_Excerpted text_
○ ○ ○
Thunder Point
- First edition (UK)
- Author: Jack Higgins
- Language: English
- Genre: Thriller novel
- Publisher: Michael Joseph (UK) Putnam (US)
- Publication date: 1993
- Publication place: United Kingdom
- Media type: Print (hardback and paperback)
- Pages: 308
- ISBN: 0-7181-3745-0

= Thunder Point =

1993 novel by Jack Higgins

Thunder Point is a novel in the Sean Dillon series by Jack Higgins, published in 1993.

==Plot summary==
Amateur diver Henry Baker goes diving in the Caribbean, where he finds the wreck of a German U-boat. Inside he finds a briefcase which he takes back home with him. On his way home he meets his friend, diver Bob Carney, and lies to him about where he's been. When he opens the briefcase he finds a list of documents in German. His inability to read German frustrates him but one name leaps out at him: Martin Bormann. The dates on the diary appear strange to Baker as they seem to indicate that the submarine sailed after the war was over.

His next move is to go to England to see his friend, German speaker and Royal Navy man Garth Travers. Travers translates the documents and can't believe what he's found - information on Nazi sympathizers in the United Kingdom and America. The diary reveals that there's another case with the names still in the submarine. He gets in touch with an old friend of his, Brigadier Charles Ferguson, who works for the Prime Minister. The Prime Minister asks them to come to his office and invites two other men, Simon Carter and Sir Francis Pamer. After their meeting with the Prime Minister, they decide to ask Baker about the location of the submarine. Unfortunately for them, Baker died when he looked the wrong way and got run over by a London Bus.
○ ○ ○
_Material_
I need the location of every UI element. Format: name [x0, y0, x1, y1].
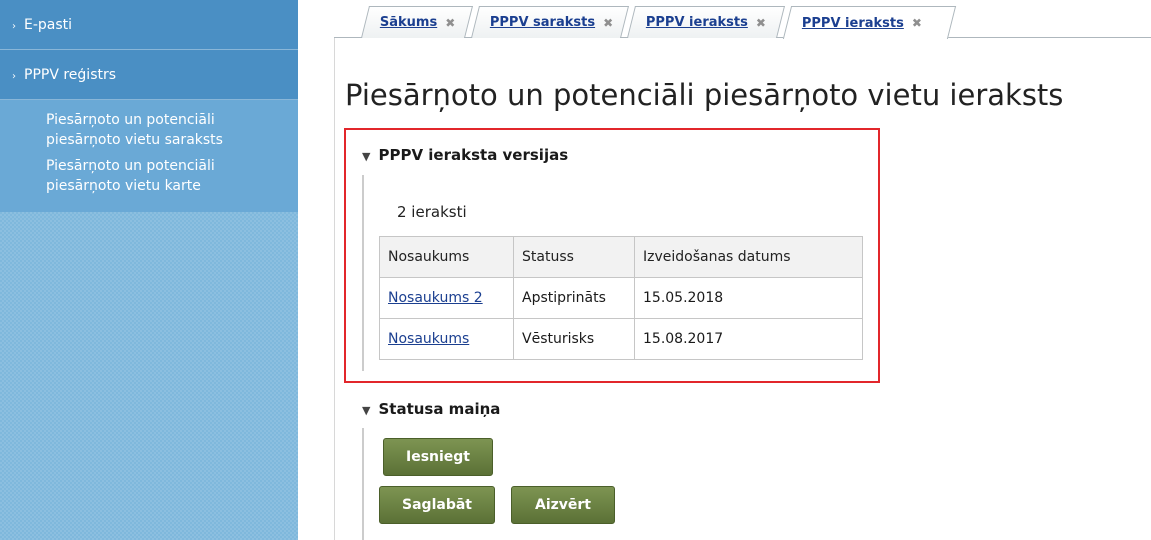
○ ○ ○
_What is being asked_
Reproduce the part of the Thunder Point text starting with "1993 novel by" and going on through "war was over.". The listing has no connection to the Thunder Point text.

_Exercise response_
1993 novel by Jack Higgins

Thunder Point is a novel in the Sean Dillon series by Jack Higgins, published in 1993.

==Plot summary==
Amateur diver Henry Baker goes diving in the Caribbean, where he finds the wreck of a German U-boat. Inside he finds a briefcase which he takes back home with him. On his way home he meets his friend, diver Bob Carney, and lies to him about where he's been. When he opens the briefcase he finds a list of documents in German. His inability to read German frustrates him but one name leaps out at him: Martin Bormann. The dates on the diary appear strange to Baker as they seem to indicate that the submarine sailed after the war was over.